== ABOUT THIS EXERCISE ==
You are asked to filter the data below and copy every line holding "caption".

++++

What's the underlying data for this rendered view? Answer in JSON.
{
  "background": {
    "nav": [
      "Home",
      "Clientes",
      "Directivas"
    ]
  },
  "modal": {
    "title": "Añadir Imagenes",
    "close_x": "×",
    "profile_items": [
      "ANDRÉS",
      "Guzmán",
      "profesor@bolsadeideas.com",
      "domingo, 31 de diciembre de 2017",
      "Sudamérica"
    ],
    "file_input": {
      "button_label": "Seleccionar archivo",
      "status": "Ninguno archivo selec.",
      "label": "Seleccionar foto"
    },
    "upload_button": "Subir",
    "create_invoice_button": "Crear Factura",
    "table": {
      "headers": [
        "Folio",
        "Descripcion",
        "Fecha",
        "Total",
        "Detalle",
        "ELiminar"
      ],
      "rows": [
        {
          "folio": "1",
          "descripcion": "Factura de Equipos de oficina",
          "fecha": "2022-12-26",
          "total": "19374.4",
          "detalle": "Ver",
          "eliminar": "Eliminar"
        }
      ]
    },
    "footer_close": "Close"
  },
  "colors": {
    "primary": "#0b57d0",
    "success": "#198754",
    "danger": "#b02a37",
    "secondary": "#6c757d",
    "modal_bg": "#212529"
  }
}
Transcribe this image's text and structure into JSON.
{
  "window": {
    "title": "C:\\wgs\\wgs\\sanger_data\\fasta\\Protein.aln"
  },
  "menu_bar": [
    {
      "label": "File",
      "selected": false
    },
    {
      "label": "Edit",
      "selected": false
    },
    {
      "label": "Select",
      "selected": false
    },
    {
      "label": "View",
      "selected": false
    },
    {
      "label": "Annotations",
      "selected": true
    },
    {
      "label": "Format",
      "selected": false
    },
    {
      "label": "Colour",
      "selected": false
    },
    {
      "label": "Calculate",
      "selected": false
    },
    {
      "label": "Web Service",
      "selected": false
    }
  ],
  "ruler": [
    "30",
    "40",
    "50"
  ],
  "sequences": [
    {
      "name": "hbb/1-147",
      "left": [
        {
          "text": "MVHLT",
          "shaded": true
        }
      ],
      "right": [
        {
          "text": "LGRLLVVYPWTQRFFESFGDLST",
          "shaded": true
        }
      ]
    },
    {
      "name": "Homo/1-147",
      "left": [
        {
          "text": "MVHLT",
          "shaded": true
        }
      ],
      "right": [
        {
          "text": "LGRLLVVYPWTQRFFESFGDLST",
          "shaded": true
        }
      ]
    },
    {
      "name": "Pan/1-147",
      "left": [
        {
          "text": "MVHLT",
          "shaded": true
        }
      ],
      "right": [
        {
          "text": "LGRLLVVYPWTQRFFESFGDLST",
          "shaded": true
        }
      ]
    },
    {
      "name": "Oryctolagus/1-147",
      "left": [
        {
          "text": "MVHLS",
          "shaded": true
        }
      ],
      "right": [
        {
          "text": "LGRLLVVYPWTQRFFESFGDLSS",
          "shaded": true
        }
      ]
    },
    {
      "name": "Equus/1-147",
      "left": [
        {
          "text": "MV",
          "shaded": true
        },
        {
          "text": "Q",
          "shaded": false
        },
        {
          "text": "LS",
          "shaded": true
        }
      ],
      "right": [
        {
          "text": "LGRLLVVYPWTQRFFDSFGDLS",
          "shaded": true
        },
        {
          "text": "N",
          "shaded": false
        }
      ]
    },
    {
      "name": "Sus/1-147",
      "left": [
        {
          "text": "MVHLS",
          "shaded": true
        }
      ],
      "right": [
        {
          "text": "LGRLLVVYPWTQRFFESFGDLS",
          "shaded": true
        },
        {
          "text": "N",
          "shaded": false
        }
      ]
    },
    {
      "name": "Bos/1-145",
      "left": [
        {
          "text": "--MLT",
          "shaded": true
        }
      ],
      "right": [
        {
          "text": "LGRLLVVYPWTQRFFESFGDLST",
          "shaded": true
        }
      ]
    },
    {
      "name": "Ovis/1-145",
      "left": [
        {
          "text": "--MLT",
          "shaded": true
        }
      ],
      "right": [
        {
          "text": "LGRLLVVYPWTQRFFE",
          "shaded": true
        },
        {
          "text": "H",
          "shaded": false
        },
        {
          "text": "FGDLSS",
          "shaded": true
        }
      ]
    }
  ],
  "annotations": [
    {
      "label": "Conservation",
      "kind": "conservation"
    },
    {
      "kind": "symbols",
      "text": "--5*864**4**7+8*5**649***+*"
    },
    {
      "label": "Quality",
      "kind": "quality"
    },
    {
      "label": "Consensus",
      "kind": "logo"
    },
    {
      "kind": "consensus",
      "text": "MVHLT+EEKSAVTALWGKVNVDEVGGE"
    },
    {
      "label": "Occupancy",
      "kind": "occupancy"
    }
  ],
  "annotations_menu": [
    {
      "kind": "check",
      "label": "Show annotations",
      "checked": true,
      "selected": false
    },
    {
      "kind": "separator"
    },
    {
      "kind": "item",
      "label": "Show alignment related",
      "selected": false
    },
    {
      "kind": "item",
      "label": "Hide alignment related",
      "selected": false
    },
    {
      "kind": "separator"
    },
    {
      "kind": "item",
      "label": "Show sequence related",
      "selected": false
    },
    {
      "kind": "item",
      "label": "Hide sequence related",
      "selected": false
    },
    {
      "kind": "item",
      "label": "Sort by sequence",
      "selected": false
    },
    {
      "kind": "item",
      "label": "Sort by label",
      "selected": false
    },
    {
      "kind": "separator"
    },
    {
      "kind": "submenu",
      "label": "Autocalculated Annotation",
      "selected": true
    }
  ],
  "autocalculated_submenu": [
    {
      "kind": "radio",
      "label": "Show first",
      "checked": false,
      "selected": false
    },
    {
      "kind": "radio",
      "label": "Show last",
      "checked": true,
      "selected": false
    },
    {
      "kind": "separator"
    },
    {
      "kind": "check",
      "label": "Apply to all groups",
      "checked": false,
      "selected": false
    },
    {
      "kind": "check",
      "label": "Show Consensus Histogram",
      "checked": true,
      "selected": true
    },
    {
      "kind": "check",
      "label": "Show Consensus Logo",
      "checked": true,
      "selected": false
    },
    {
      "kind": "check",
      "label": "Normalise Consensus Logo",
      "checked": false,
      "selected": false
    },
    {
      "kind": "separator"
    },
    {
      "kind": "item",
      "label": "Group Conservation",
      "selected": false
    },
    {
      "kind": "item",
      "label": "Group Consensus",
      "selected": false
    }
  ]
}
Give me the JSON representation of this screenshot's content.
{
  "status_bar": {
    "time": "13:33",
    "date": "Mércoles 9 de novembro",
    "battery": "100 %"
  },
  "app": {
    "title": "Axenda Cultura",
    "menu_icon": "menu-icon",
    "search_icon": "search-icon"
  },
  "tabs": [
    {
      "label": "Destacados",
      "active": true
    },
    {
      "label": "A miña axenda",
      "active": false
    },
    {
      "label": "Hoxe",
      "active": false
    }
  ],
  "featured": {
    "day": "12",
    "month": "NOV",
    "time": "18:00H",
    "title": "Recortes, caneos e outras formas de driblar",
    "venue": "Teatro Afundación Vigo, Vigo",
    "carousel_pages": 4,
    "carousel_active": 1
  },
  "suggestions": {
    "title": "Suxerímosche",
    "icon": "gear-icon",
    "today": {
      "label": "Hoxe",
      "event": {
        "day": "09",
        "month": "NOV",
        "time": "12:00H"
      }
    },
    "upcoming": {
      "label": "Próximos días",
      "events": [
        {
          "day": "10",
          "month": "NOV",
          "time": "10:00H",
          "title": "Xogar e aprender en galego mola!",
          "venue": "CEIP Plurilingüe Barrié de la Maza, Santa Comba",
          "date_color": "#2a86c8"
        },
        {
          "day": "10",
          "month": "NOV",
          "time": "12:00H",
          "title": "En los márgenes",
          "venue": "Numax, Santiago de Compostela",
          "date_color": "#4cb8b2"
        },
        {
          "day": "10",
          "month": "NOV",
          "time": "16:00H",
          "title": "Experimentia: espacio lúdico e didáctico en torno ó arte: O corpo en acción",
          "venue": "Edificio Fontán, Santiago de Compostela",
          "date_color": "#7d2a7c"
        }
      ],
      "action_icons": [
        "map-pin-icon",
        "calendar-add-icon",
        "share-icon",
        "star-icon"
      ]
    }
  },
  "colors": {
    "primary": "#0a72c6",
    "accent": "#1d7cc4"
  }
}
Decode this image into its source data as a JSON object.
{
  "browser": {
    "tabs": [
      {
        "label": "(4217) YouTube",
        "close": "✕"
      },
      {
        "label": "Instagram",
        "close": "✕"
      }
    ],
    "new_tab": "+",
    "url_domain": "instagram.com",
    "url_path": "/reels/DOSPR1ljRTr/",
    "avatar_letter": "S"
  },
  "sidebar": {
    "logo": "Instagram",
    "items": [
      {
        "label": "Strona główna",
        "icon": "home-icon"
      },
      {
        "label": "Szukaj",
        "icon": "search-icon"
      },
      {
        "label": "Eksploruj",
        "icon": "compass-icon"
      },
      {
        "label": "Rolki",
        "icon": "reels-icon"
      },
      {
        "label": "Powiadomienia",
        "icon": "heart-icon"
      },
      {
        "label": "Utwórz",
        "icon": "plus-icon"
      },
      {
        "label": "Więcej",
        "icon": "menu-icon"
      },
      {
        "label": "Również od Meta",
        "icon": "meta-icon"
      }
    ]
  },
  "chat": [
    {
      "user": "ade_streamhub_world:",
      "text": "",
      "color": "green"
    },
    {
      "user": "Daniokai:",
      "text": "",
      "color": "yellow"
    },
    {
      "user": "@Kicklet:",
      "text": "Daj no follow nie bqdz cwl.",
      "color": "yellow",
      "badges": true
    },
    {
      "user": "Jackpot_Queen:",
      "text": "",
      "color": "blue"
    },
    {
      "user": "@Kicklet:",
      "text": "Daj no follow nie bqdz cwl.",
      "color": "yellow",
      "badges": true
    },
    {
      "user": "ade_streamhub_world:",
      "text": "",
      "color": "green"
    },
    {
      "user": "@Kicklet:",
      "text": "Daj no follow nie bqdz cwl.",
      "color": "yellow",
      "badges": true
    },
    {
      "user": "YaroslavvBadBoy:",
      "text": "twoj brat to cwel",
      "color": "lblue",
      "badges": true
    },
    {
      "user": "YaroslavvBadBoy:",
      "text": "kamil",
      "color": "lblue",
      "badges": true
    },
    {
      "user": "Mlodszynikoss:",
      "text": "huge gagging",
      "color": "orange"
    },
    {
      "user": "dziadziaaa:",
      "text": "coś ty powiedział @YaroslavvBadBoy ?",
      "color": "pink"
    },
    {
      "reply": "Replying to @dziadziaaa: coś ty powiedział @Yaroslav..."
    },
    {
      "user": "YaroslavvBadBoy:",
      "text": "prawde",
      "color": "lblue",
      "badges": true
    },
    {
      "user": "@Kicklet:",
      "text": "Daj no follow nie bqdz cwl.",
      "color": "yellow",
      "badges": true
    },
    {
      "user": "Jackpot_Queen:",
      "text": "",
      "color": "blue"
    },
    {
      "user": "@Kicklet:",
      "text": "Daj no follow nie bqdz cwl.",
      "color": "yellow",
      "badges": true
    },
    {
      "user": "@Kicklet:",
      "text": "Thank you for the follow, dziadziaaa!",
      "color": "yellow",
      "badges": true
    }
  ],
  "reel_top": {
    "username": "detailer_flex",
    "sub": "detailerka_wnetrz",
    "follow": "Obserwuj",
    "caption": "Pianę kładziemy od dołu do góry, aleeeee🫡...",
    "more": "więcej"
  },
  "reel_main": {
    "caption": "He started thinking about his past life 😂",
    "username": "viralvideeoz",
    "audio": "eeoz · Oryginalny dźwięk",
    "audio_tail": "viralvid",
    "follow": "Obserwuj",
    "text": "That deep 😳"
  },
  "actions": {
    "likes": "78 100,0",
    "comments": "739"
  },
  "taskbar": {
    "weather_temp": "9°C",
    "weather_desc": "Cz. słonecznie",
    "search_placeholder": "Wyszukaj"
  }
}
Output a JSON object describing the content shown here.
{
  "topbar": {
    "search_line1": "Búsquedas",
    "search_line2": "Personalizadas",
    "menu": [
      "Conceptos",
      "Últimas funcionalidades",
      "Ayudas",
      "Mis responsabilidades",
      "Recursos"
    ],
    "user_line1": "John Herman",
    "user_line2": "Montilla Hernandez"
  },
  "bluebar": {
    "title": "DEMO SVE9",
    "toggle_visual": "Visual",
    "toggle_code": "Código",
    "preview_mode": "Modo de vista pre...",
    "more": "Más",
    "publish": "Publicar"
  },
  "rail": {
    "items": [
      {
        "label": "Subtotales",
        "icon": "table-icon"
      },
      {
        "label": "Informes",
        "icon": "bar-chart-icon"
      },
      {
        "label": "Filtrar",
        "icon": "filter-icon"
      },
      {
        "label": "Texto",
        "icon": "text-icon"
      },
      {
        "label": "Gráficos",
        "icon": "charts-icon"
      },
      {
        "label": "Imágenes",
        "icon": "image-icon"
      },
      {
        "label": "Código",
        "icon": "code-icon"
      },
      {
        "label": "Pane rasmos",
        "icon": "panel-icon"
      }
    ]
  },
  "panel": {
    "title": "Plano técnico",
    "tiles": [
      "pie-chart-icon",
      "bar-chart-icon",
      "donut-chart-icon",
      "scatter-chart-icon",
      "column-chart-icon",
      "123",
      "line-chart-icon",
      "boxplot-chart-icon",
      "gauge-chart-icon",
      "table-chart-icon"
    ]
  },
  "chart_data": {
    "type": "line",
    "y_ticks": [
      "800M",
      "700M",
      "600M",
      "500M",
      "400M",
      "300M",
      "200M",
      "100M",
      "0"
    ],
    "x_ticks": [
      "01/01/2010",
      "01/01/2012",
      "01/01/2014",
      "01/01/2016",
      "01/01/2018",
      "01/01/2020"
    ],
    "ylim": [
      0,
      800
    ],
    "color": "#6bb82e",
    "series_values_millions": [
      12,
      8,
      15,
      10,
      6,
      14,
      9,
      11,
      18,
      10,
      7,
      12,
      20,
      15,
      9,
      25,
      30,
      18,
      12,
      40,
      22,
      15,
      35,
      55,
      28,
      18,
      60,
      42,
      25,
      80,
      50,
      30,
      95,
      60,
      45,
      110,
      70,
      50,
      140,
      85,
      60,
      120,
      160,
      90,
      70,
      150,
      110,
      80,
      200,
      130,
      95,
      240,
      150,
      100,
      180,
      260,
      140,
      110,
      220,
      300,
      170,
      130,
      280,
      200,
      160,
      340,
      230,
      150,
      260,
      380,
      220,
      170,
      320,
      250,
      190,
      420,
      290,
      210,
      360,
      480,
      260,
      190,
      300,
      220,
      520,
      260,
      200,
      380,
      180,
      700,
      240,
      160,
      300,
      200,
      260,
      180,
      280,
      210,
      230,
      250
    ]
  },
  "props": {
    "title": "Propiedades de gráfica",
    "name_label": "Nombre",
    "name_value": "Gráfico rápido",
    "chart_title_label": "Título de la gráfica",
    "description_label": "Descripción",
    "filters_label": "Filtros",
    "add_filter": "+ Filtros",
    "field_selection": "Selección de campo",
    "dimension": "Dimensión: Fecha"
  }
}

++++

== WRITTEN REPLY ==
    "caption": "Pianę kładziemy od dołu do góry, aleeeee🫡...",
    "caption": "He started thinking about his past life 😂",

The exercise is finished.